Dataset listings of figures —
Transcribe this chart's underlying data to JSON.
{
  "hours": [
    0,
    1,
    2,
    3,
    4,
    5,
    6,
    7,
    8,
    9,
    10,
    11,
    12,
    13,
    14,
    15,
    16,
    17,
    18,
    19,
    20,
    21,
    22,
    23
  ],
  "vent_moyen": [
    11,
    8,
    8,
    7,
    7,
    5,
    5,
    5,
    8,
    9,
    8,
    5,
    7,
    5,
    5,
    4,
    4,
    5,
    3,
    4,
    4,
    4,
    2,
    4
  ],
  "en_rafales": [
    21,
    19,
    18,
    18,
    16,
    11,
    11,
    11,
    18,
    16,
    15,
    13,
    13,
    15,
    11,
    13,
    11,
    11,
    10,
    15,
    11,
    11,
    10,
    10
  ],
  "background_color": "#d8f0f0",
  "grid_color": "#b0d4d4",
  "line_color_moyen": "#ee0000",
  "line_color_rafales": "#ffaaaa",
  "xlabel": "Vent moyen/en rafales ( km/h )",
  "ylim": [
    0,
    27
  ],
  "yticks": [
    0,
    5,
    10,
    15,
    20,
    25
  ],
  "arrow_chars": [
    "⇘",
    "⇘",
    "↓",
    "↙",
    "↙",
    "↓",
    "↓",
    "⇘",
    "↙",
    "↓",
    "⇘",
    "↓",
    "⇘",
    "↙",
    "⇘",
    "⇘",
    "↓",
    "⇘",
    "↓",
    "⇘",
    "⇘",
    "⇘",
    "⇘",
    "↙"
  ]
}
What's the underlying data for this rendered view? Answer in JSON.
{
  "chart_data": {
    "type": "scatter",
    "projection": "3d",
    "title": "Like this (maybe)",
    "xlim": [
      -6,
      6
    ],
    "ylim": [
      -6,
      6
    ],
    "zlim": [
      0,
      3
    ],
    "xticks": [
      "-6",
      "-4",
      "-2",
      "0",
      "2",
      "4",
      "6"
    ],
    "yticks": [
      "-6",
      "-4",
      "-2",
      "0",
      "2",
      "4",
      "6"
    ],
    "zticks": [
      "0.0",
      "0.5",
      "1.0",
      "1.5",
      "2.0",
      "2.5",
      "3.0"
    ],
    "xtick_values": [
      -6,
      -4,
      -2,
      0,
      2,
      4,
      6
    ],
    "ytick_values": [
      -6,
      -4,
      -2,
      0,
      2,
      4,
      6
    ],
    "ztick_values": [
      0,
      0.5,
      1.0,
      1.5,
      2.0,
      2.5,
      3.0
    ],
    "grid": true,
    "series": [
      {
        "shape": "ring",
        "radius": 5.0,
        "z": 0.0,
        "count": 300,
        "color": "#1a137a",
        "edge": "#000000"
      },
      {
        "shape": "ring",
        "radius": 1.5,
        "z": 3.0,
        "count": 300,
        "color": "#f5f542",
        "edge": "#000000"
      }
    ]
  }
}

Requirement — Find each line with the string "this" and copy it out.

The answer —
Transcribe this chart's underlying data to JSON.
What's the underlying data for this rendered view? Answer in JSON.
    "title": "Like this (maybe)",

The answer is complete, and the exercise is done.